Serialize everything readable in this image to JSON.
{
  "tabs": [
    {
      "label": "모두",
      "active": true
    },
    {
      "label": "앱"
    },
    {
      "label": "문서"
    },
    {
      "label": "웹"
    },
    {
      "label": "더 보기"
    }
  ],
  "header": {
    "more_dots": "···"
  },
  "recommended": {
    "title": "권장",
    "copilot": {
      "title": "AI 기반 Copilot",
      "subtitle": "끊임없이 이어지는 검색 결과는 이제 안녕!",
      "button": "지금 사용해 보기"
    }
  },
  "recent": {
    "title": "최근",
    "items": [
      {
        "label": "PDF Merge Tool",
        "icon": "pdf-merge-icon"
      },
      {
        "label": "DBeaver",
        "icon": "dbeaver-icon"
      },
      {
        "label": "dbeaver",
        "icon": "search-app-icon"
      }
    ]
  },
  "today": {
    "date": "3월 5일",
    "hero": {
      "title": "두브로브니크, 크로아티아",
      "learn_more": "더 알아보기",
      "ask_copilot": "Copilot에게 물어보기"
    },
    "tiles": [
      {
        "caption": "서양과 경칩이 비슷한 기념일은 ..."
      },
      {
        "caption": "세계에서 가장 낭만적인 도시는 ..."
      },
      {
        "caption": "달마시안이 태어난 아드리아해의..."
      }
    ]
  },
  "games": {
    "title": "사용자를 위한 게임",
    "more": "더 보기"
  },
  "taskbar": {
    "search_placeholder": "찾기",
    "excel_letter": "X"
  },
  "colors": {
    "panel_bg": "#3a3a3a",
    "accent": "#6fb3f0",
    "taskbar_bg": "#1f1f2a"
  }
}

----------------

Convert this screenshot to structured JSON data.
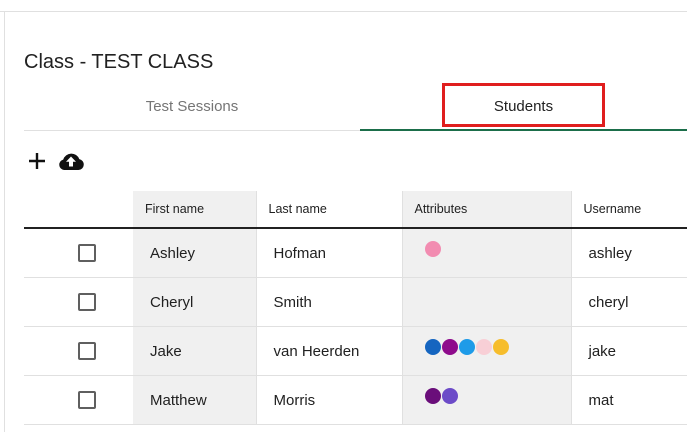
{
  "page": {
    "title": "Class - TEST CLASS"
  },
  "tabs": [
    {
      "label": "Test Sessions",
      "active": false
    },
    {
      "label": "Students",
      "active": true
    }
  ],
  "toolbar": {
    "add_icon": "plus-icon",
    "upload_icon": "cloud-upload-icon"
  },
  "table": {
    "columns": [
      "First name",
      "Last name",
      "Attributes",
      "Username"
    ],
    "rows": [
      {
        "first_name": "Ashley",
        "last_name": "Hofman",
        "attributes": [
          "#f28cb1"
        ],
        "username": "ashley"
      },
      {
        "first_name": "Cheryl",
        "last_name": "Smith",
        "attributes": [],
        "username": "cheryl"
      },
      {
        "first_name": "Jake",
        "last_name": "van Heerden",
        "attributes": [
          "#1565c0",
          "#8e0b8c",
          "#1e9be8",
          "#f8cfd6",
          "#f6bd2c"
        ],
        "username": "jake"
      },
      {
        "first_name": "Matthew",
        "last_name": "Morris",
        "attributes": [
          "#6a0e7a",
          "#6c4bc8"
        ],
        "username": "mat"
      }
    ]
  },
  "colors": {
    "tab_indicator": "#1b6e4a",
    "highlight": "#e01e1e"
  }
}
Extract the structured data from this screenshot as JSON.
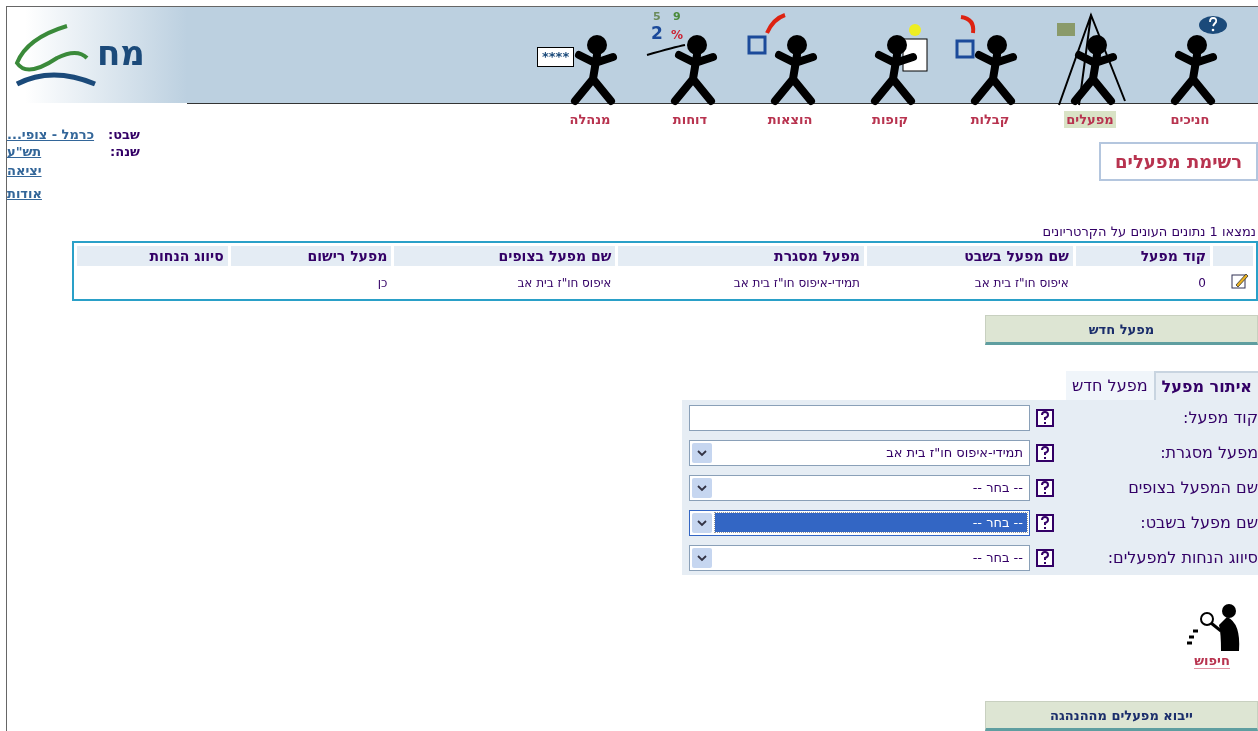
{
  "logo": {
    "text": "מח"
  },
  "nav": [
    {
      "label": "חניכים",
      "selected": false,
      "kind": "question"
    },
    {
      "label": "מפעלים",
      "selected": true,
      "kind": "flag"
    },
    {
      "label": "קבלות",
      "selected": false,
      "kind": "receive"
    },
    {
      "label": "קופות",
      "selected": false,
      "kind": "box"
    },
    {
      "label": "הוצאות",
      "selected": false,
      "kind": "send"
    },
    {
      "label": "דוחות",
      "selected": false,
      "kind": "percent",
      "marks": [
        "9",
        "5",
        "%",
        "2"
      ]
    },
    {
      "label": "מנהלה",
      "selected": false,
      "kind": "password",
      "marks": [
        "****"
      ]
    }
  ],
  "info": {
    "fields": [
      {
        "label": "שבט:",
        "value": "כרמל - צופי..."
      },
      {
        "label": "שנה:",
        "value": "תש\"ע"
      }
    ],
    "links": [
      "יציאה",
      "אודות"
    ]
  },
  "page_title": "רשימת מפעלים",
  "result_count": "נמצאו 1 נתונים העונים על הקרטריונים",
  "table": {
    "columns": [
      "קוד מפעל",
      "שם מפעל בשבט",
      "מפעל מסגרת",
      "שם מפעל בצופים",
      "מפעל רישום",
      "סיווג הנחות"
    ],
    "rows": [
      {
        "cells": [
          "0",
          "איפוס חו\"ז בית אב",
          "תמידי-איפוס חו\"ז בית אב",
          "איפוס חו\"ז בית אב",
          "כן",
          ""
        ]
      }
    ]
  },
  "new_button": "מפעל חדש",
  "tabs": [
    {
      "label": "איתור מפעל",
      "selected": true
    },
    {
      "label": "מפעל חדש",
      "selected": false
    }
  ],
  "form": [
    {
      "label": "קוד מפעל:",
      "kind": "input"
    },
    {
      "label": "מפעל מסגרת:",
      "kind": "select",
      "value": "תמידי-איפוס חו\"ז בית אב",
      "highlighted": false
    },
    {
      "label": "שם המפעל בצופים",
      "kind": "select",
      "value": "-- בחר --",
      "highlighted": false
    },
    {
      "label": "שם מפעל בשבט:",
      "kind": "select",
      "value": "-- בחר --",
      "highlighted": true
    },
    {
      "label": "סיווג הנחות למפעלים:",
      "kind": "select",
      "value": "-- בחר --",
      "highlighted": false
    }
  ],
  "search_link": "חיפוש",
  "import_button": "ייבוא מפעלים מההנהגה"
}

----------------

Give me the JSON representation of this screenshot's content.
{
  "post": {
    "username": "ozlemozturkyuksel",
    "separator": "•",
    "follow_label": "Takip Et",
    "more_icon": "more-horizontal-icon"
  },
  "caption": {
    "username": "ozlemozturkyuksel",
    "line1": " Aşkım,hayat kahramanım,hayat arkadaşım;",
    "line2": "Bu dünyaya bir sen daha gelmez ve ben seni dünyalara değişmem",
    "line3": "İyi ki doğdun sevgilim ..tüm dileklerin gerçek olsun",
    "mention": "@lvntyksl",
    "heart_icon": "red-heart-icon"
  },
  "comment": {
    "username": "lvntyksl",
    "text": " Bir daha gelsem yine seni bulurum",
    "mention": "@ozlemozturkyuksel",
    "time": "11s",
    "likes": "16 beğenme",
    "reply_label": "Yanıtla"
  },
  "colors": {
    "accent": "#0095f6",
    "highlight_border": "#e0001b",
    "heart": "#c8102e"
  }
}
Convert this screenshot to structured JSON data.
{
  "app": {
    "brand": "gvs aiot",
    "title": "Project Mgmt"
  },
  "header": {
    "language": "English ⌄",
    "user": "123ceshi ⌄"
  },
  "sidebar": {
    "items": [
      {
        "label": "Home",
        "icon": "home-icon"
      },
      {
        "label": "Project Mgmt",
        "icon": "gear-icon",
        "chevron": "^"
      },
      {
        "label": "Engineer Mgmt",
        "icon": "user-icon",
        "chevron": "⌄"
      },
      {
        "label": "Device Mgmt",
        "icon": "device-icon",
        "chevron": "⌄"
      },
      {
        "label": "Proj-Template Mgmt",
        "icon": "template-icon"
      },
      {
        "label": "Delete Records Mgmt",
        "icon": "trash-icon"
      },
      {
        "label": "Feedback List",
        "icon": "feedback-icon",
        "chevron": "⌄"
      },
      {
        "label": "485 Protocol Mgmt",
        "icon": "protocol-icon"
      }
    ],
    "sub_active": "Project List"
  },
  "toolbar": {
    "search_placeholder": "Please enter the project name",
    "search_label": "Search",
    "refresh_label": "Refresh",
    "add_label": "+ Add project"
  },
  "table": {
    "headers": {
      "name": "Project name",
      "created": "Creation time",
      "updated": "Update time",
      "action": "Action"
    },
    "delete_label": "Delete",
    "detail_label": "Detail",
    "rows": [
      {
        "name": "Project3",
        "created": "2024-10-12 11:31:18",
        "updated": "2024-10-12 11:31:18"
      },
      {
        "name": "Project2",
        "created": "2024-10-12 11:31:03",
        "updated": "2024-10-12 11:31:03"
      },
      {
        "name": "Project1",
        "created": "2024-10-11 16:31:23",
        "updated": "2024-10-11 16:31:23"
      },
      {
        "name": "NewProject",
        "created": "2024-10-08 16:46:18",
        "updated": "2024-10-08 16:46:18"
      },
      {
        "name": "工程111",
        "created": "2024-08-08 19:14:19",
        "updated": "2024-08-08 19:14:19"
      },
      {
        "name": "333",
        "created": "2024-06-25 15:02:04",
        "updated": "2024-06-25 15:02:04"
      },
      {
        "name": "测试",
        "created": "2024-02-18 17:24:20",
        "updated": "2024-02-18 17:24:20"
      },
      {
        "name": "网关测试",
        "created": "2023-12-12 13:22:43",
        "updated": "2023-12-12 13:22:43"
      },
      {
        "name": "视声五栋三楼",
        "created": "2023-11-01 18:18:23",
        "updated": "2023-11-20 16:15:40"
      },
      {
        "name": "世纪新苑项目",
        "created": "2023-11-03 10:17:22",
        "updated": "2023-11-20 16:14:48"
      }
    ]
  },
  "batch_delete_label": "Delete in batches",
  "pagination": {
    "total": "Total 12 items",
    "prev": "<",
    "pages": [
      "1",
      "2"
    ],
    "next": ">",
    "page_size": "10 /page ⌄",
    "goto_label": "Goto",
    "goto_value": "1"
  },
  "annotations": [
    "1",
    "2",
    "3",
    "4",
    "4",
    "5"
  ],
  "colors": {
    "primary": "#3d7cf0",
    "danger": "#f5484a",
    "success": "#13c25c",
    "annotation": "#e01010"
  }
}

----------------

Pull out every line holding "List" from the records above, and copy it.

        "label": "Feedback List",
    "sub_active": "Project List"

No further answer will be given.